Items listed in a dataset
»»
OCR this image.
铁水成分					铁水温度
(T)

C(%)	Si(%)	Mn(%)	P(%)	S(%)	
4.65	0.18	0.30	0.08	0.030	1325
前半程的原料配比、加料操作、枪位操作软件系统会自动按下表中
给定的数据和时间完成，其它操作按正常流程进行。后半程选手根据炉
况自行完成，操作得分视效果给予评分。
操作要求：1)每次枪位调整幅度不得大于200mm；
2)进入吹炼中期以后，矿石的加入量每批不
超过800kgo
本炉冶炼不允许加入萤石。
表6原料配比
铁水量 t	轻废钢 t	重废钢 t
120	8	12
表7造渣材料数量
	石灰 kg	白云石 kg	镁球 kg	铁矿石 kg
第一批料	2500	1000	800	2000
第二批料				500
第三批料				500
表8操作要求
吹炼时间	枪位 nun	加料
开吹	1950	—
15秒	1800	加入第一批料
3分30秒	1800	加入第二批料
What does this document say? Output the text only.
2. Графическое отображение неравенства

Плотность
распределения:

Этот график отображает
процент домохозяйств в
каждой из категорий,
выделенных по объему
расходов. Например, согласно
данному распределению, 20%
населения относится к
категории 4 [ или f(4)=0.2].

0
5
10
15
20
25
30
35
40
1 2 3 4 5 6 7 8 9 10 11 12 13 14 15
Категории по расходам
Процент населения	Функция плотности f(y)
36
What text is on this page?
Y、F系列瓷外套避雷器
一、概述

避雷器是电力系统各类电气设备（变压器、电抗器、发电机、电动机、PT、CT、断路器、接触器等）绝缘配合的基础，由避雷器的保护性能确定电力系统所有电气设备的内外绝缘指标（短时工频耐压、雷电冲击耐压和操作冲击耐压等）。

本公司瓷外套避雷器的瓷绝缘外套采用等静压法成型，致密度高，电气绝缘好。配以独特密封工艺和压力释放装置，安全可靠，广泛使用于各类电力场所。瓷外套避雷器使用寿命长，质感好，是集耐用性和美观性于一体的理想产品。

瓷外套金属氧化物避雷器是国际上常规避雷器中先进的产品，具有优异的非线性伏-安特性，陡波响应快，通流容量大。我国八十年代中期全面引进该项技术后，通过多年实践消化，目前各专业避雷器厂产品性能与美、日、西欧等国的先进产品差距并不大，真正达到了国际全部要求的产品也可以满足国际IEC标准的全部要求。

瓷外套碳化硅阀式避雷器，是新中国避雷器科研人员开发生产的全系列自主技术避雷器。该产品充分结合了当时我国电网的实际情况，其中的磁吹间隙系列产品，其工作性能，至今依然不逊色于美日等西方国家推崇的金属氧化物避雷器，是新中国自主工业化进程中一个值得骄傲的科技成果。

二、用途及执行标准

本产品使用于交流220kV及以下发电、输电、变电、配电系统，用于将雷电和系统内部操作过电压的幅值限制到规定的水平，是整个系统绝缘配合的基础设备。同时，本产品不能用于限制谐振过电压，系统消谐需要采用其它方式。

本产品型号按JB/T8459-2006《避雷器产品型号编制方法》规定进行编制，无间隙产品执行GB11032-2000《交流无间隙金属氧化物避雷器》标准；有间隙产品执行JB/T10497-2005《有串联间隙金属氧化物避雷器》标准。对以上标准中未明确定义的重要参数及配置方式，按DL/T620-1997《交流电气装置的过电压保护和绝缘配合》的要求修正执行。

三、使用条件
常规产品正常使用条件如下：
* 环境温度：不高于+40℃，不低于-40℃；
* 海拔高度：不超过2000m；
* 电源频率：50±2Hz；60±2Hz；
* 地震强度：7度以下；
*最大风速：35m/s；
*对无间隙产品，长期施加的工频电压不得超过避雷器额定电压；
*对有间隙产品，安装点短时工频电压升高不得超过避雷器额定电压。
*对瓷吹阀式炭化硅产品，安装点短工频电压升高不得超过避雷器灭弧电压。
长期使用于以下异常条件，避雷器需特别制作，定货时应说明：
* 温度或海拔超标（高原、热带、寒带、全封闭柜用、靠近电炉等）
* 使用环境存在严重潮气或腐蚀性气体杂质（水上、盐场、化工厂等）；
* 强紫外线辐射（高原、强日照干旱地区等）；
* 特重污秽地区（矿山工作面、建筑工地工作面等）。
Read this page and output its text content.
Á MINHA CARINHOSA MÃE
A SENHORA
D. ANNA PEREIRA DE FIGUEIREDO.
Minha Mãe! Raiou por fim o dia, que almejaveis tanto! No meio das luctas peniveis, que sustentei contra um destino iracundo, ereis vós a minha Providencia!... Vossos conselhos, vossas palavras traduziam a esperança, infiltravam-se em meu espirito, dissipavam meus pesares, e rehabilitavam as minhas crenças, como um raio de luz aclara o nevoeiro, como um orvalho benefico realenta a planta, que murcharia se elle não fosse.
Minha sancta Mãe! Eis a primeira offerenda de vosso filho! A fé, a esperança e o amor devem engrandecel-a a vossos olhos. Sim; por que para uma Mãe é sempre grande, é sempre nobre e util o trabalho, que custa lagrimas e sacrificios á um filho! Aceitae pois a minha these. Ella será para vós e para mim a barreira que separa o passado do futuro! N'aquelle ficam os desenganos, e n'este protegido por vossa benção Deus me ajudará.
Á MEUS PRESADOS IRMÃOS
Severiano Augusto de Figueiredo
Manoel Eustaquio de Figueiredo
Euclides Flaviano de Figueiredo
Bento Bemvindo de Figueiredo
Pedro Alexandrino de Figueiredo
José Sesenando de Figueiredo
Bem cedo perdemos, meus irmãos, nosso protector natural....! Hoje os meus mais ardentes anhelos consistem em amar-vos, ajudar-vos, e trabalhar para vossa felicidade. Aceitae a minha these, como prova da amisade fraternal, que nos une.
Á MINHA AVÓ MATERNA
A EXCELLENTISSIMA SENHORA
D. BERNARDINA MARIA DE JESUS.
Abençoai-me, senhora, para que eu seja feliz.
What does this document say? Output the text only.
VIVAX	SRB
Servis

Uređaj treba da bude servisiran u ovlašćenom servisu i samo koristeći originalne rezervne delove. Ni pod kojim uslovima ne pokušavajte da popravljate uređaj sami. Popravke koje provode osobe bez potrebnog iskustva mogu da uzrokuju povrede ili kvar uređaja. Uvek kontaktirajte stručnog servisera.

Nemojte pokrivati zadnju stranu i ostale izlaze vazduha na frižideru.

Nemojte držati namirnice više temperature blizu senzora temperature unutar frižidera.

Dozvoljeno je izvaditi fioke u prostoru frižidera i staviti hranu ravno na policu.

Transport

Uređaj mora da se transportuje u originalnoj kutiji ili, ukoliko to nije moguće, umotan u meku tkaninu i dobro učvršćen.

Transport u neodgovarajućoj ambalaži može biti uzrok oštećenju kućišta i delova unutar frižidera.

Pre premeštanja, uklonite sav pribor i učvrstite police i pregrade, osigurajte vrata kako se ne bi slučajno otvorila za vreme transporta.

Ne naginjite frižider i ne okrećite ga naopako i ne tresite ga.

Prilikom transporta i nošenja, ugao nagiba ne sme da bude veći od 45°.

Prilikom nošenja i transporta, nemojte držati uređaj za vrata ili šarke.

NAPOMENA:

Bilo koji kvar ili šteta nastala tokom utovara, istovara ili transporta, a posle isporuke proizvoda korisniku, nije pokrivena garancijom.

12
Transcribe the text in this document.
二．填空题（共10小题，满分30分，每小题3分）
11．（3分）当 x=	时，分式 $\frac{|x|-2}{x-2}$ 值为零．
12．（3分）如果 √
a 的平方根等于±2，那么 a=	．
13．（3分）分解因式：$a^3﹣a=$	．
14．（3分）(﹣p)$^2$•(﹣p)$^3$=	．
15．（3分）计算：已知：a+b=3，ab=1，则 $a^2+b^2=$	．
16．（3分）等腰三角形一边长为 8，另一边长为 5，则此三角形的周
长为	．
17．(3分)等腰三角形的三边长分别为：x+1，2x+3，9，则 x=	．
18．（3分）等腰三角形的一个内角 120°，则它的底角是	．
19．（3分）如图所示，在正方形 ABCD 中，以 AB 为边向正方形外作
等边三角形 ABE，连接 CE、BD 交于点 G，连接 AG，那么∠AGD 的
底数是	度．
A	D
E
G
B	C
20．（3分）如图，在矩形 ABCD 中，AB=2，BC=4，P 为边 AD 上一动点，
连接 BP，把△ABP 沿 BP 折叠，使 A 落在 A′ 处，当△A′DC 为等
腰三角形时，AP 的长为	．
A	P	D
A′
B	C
««
=== Task to complete ===
Check each line of the records for the string "nije" and state how many lines contain it. Give only the number.

=== Response ===
2